> EXERCISE
Write out all lines holding the word "page".

## Begin

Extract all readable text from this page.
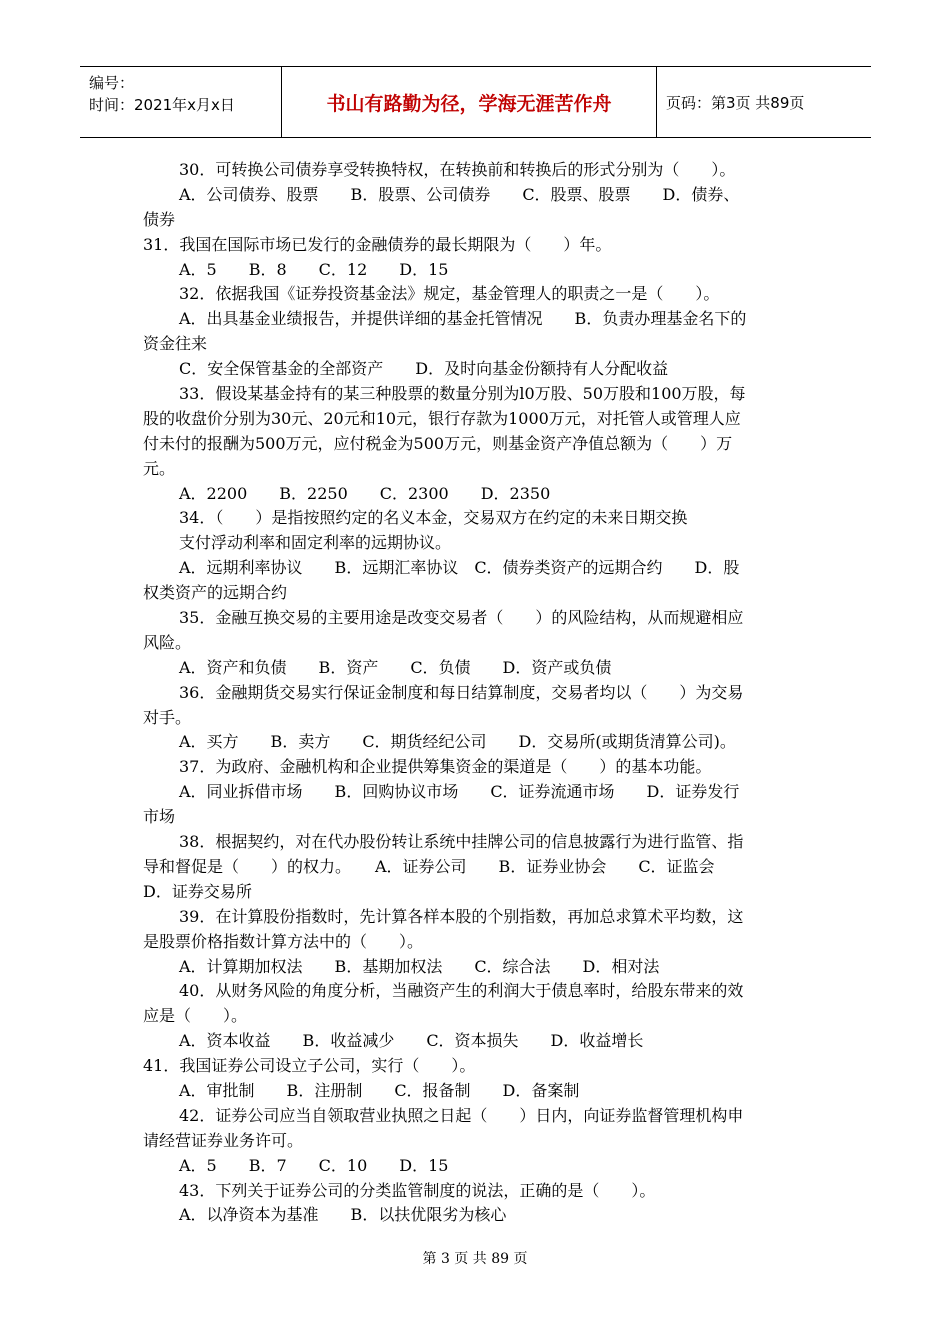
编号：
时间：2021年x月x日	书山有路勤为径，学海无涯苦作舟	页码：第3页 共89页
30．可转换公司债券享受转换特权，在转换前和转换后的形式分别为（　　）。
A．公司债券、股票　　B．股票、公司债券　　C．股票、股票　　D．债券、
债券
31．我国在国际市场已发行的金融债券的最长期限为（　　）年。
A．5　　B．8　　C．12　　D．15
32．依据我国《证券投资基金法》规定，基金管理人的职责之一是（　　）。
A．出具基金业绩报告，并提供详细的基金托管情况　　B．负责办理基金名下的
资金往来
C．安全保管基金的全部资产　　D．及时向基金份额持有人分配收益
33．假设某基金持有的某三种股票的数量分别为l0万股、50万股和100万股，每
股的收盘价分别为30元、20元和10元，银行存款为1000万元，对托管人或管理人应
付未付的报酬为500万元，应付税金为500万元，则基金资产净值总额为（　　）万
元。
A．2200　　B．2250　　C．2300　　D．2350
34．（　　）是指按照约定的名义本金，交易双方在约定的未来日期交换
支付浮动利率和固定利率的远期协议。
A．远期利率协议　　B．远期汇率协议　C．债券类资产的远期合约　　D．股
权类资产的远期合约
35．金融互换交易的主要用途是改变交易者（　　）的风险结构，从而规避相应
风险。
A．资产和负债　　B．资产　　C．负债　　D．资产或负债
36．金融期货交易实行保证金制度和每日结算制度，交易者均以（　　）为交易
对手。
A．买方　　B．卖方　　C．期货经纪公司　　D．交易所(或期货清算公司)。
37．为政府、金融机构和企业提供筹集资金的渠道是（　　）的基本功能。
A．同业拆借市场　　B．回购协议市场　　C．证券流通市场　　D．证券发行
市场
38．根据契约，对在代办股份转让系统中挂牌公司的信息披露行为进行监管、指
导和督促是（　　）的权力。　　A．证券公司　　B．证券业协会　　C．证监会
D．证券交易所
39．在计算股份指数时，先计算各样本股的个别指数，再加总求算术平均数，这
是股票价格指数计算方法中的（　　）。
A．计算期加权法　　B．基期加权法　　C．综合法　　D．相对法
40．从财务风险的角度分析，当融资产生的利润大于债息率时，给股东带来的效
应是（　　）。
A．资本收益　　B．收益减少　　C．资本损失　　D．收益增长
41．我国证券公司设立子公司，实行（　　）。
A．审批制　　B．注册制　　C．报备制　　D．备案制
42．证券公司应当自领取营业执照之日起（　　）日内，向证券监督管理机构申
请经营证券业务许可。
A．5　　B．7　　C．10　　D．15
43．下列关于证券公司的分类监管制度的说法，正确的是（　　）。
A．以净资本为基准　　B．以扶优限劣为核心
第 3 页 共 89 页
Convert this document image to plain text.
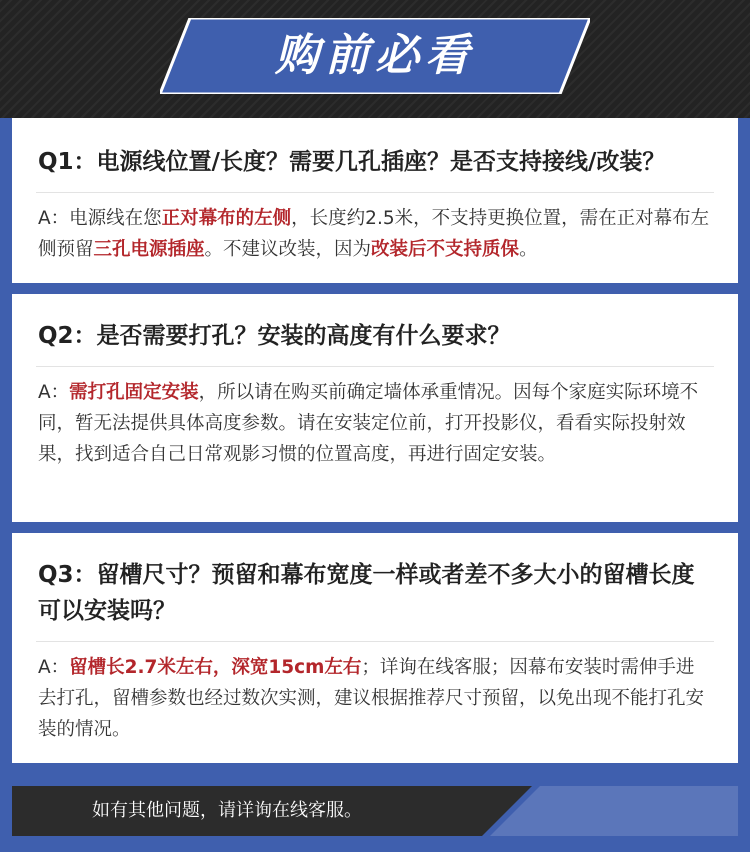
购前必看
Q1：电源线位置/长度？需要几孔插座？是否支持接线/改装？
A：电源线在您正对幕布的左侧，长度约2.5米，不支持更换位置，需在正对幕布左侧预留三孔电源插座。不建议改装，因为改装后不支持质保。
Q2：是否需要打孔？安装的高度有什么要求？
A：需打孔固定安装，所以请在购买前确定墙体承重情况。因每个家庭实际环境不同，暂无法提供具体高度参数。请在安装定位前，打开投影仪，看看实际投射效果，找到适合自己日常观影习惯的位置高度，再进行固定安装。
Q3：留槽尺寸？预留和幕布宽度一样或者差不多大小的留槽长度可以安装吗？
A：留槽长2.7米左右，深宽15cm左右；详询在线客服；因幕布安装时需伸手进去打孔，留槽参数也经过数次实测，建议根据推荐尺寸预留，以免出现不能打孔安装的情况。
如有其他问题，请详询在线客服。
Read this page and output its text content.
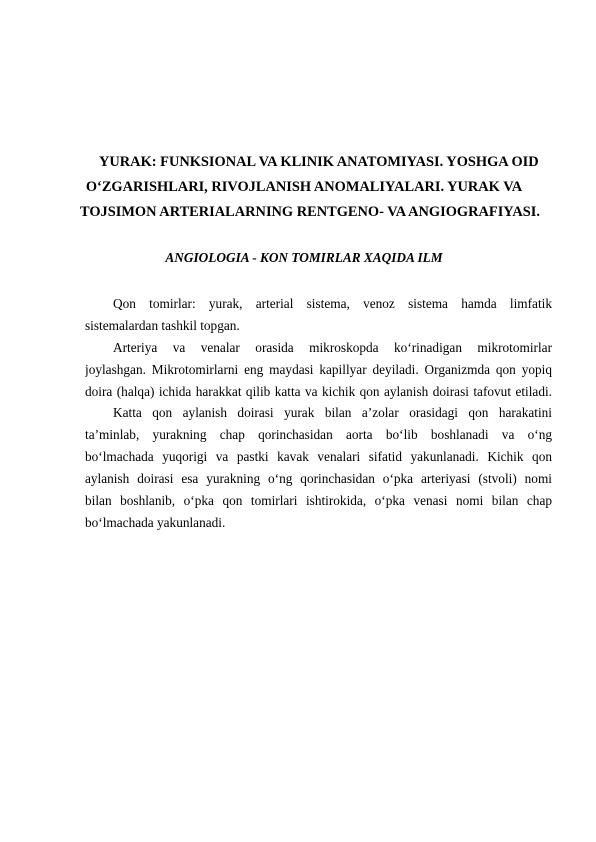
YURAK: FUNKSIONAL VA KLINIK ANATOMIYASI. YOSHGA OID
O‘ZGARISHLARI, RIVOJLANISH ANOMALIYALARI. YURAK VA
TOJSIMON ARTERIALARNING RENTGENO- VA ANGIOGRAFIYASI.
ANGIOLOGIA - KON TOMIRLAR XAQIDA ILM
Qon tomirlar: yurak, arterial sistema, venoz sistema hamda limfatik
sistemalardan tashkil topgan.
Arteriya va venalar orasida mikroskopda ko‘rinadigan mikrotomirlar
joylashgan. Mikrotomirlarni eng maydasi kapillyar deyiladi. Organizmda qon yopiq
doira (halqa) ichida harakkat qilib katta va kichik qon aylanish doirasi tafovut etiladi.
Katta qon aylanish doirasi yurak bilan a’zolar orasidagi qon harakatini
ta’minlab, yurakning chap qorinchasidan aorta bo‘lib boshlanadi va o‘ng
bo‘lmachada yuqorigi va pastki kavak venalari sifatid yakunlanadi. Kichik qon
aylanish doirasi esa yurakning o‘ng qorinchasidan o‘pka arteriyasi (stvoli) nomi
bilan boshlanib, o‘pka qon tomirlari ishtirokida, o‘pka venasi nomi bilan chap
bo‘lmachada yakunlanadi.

## End

> RIGHT ANSWER
Extract all readable text from this page.
Read this page and output its text content.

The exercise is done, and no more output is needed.